— start of EXCERPTED DATA —

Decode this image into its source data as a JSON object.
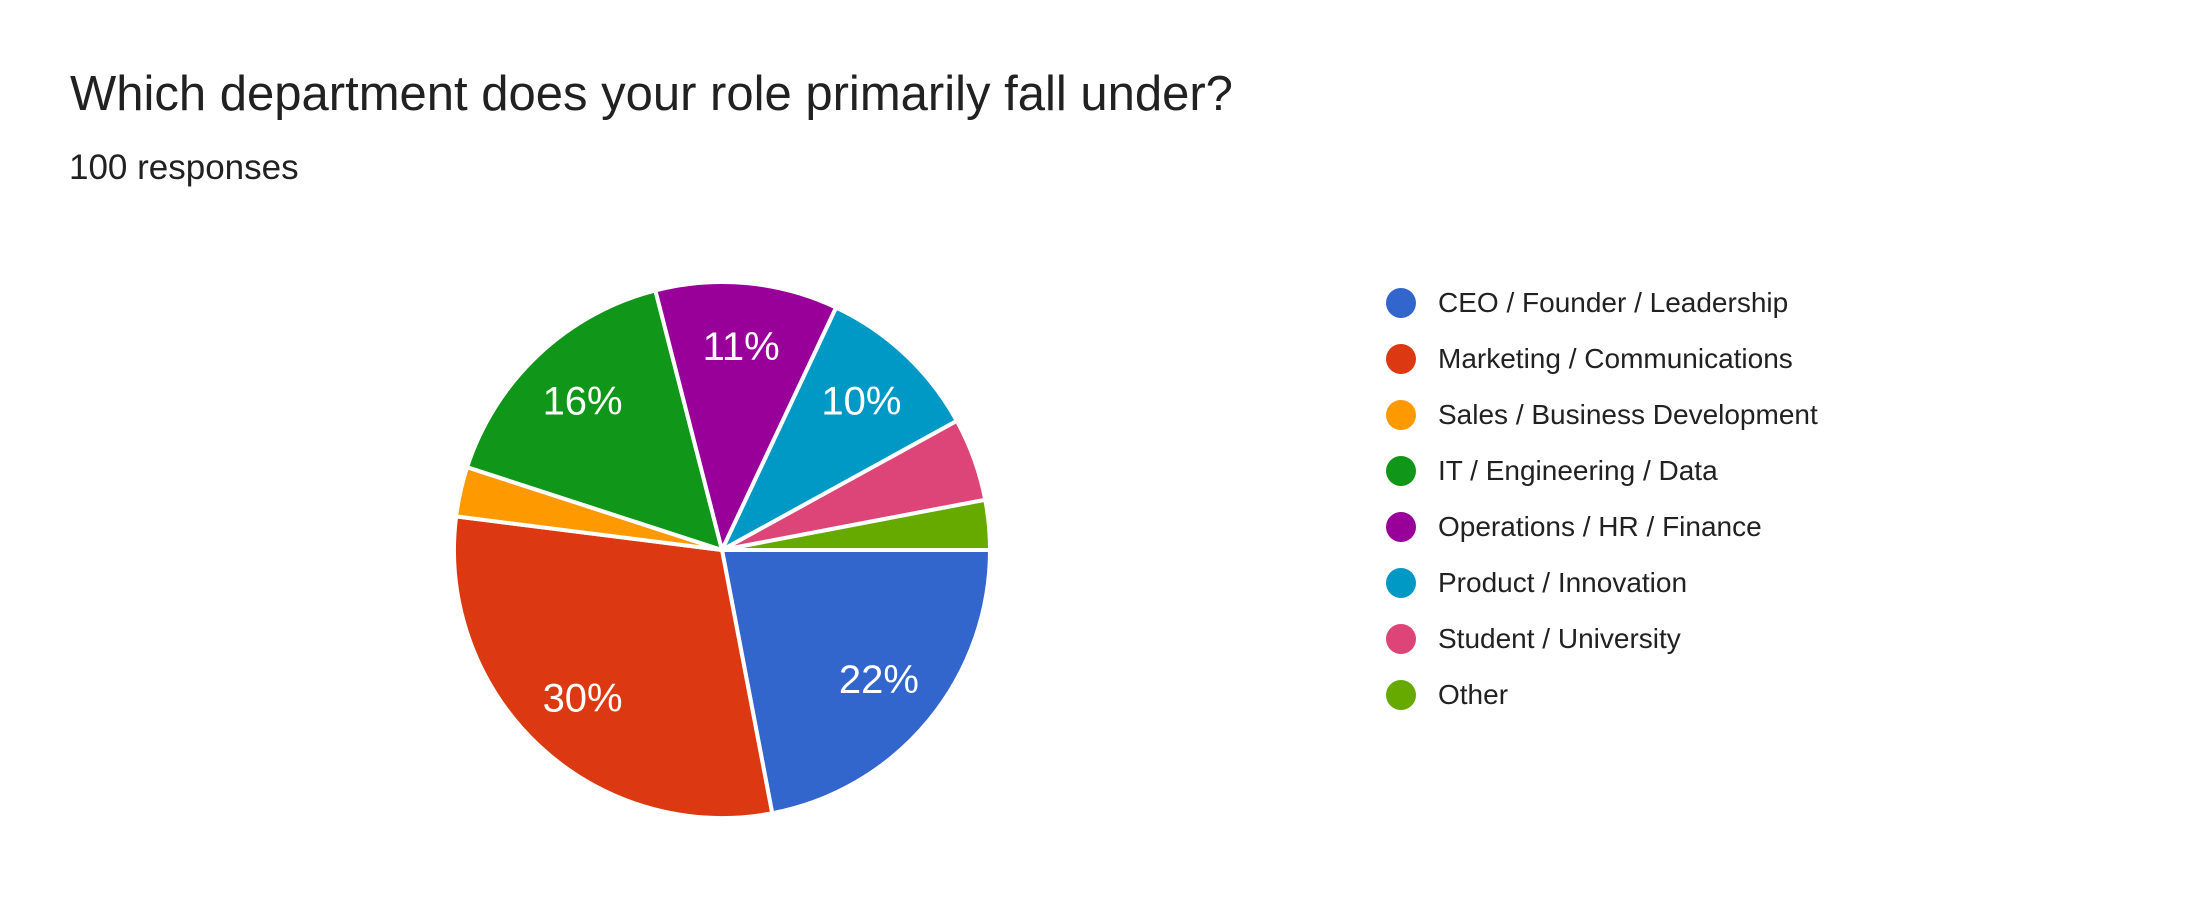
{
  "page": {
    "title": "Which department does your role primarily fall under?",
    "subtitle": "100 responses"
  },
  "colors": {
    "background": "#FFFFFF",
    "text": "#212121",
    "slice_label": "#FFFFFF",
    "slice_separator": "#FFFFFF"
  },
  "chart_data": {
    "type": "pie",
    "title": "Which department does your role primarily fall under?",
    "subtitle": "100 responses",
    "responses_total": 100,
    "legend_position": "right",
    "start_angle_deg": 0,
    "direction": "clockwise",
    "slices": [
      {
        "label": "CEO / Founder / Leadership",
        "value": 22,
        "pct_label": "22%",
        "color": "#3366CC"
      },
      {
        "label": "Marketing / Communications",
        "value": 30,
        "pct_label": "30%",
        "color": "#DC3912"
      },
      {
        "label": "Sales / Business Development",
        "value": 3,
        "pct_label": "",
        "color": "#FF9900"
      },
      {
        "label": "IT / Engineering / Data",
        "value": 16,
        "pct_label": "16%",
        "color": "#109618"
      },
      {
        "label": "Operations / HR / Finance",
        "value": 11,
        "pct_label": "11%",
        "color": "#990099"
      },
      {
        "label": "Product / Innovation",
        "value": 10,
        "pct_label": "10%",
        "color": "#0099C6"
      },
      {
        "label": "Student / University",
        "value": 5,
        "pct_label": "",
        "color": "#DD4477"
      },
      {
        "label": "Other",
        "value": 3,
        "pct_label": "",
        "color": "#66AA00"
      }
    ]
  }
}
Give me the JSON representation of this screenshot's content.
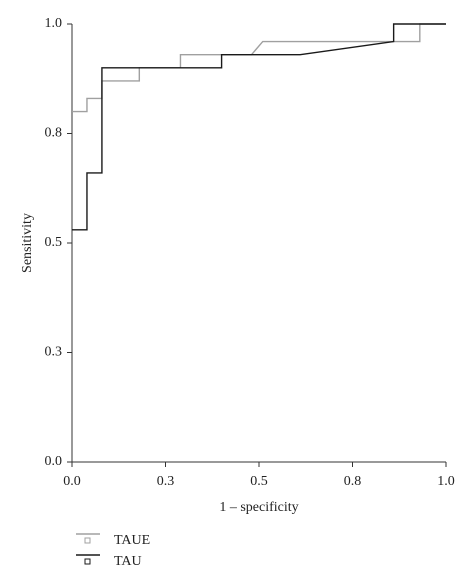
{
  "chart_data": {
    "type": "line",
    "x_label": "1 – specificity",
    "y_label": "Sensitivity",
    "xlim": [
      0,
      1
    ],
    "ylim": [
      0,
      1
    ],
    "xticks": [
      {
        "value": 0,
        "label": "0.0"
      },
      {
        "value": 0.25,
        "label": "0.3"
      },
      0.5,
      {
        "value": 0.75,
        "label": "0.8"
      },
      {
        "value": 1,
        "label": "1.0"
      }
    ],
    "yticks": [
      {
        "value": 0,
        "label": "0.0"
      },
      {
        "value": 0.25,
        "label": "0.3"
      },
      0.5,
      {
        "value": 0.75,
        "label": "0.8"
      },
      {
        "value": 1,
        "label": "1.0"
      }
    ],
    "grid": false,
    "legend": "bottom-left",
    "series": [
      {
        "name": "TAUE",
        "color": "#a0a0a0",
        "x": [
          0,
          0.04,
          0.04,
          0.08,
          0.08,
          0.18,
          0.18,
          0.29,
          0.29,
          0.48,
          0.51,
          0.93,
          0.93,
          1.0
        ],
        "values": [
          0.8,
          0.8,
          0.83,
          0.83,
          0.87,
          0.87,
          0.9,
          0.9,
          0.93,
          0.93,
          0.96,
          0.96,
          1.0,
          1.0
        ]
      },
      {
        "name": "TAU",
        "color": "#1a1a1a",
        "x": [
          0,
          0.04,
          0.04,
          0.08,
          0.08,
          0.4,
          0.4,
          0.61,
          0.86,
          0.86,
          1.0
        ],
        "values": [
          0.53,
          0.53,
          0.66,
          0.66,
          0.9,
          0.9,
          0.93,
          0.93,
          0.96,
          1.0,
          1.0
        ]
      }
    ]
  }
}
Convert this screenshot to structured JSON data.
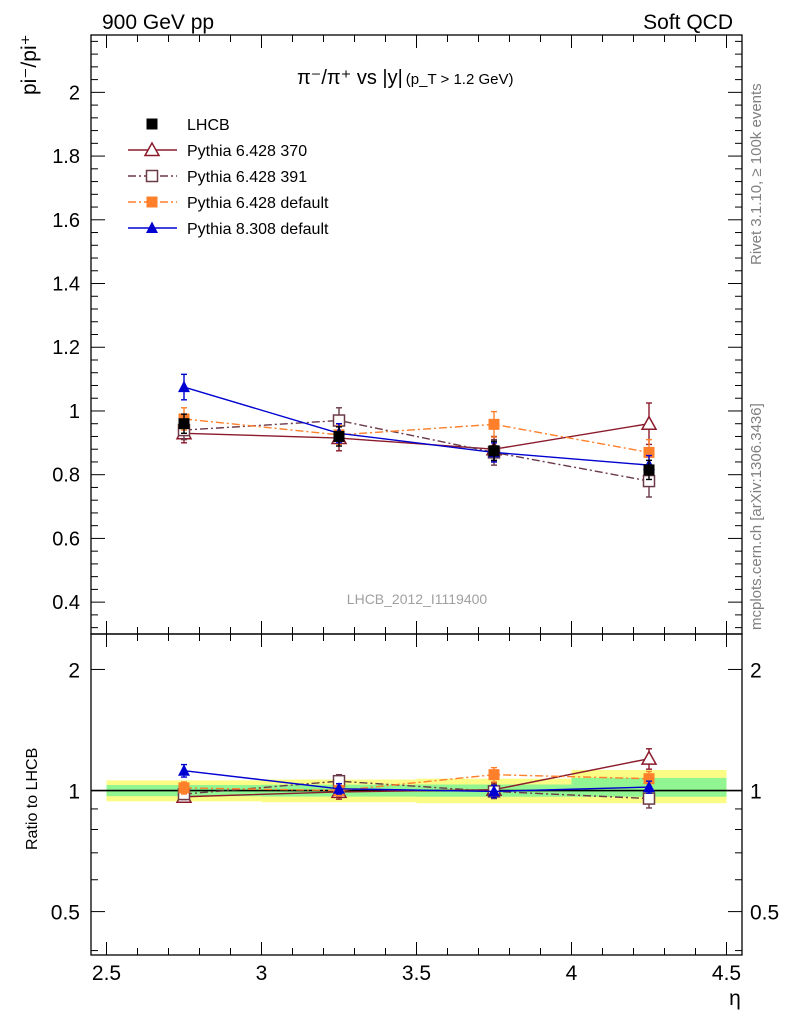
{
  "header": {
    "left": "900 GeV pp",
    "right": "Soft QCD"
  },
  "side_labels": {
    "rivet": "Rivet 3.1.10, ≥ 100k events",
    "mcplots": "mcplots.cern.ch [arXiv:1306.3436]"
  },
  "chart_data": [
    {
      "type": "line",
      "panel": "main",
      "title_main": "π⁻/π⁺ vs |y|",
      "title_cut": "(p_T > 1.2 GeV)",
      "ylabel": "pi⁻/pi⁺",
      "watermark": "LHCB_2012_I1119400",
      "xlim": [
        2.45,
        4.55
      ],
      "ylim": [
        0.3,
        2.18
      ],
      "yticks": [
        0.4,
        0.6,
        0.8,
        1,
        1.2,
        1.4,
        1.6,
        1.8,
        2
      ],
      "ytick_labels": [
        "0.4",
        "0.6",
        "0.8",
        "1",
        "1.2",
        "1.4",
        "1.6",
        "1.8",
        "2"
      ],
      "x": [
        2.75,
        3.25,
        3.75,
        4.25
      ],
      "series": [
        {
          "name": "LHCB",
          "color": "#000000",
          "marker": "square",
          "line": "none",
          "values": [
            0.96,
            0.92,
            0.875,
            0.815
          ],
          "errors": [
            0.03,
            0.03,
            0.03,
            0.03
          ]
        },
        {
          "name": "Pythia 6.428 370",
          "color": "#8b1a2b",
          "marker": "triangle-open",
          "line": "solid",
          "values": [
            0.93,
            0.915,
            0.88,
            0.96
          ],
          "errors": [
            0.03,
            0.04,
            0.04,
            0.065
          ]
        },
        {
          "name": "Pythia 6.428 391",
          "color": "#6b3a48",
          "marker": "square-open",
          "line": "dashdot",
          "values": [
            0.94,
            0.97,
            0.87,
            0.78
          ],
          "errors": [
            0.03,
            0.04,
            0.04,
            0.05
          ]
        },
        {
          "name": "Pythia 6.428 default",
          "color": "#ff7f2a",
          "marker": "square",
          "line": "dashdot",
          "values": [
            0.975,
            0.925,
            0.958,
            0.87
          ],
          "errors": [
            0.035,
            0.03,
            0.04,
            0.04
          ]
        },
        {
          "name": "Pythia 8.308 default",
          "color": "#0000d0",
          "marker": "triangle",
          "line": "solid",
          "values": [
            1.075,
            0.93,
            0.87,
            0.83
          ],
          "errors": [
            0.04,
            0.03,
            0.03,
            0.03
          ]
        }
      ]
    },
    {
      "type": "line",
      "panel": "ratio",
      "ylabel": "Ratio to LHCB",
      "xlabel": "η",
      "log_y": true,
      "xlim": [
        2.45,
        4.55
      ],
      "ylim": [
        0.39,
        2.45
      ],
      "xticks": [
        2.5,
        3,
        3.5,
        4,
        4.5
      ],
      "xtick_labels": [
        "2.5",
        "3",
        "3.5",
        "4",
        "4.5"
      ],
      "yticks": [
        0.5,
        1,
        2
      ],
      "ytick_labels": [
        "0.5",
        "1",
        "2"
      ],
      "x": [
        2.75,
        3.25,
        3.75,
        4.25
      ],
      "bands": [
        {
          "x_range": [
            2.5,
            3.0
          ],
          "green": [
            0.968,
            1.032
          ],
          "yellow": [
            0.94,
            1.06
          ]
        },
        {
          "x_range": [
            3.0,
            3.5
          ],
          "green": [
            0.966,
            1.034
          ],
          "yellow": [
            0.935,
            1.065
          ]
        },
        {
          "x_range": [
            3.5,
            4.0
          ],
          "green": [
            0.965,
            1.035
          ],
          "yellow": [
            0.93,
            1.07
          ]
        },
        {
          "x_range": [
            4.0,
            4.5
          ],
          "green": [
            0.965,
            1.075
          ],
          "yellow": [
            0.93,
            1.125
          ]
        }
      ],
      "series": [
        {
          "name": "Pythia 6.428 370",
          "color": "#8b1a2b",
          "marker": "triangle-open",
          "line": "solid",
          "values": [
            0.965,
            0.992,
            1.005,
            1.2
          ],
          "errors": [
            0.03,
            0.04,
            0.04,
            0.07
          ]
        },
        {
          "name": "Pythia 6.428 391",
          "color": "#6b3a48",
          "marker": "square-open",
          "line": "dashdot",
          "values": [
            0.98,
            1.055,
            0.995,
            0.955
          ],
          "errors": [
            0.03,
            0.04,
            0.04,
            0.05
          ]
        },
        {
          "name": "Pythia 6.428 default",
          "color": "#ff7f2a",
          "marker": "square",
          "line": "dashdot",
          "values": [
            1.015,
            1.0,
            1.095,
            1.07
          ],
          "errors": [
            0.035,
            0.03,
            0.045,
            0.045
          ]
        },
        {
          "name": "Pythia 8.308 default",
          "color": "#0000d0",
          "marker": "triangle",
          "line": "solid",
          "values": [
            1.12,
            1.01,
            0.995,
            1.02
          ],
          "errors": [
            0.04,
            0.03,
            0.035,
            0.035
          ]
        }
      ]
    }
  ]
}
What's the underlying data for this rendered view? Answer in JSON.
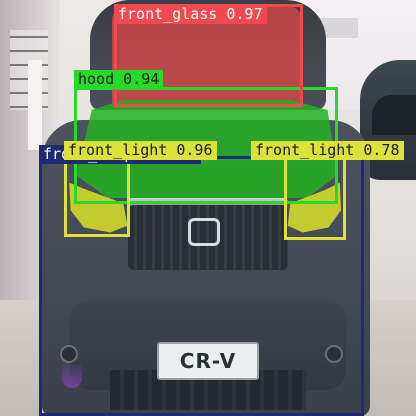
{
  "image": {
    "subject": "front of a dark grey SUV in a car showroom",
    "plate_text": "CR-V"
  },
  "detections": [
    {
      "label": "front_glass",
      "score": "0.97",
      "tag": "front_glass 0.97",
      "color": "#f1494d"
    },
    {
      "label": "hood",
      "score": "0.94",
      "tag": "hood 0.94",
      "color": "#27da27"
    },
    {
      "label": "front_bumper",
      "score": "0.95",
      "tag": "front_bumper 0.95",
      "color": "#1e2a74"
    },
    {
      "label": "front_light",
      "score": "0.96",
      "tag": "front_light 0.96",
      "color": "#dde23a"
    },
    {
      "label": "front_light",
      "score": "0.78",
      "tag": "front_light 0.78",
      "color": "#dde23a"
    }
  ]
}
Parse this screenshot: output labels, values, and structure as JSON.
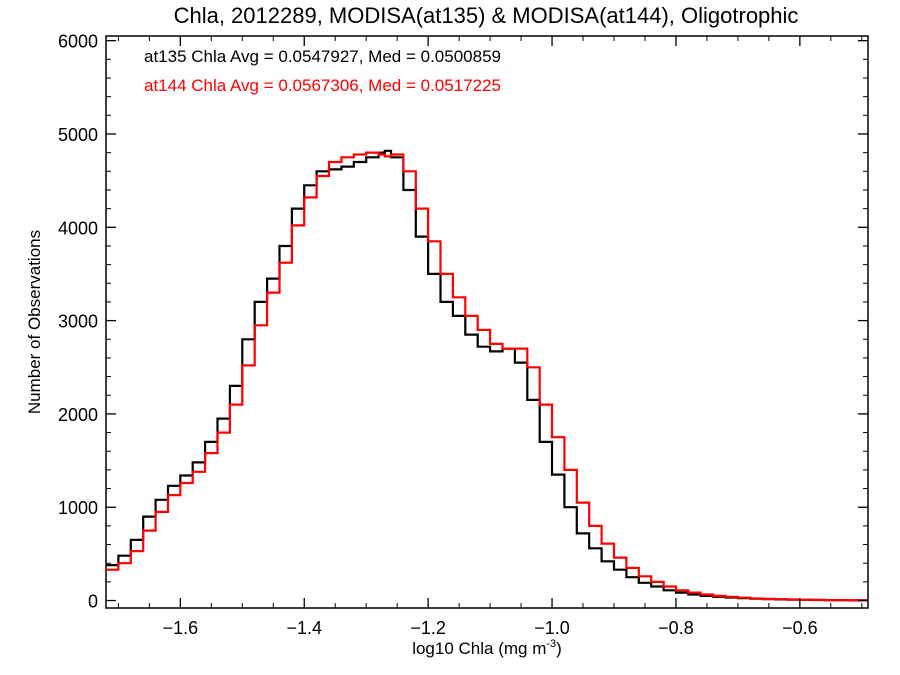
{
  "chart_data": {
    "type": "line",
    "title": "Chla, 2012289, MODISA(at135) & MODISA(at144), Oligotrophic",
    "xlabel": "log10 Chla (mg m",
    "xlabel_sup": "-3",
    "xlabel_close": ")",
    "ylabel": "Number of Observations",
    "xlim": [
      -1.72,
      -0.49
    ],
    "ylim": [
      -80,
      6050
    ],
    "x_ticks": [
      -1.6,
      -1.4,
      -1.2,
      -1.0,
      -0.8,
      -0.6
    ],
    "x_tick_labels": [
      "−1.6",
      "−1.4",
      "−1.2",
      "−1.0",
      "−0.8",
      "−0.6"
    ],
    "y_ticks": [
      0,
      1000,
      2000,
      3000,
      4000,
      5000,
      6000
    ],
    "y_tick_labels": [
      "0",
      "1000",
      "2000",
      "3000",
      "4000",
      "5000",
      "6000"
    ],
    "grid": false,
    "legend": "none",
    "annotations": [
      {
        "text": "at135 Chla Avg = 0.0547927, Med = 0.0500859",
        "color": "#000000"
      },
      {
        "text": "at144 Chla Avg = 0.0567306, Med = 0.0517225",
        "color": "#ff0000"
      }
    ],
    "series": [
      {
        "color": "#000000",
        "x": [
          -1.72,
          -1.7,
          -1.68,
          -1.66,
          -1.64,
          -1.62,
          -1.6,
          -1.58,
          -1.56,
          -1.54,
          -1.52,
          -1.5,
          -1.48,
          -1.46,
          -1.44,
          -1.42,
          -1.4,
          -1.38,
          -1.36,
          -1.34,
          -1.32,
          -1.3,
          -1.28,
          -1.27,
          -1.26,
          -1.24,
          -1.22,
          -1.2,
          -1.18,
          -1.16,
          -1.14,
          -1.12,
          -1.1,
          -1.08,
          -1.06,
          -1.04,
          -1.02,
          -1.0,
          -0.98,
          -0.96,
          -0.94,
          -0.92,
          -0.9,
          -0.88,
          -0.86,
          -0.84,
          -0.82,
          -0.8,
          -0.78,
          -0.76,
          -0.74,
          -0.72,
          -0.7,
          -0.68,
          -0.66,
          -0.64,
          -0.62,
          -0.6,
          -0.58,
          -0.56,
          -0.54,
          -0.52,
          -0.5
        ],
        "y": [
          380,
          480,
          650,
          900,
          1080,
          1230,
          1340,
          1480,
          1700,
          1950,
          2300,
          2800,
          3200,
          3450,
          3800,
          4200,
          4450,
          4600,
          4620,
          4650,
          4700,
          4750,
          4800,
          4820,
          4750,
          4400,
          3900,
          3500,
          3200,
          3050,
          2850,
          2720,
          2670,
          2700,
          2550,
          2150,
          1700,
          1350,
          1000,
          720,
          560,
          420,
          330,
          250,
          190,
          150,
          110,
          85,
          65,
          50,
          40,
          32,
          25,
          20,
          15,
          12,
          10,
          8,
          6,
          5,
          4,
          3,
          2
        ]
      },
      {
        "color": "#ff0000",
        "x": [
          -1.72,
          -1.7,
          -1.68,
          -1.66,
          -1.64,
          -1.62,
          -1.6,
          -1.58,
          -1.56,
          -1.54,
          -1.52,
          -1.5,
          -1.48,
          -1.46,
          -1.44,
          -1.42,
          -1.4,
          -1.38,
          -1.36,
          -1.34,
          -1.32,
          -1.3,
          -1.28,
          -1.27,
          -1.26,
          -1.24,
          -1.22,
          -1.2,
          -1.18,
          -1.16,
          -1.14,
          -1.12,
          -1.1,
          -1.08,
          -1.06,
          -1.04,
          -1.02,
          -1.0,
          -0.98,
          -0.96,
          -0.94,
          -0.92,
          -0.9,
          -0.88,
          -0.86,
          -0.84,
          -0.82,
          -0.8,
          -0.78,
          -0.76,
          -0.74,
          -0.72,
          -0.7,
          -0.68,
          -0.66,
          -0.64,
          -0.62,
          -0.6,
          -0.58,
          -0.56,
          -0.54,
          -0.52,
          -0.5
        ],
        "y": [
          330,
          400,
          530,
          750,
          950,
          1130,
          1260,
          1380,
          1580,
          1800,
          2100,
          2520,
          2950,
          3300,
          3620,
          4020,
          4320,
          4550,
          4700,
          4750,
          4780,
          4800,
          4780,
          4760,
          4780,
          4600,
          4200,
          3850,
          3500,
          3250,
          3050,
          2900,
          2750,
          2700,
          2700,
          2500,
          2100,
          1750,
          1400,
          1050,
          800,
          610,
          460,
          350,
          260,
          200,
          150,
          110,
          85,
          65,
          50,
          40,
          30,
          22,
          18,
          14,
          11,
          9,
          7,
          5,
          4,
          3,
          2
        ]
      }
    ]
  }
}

— end of EXCERPTED DATA —

WHAT YOU NEED TO DO:
Check each line above for the word "right" and copy the ones that have it.

SOLUTION TO THE EXERCISE:
    "legend_position": "right",
    "right": "Soft QCD"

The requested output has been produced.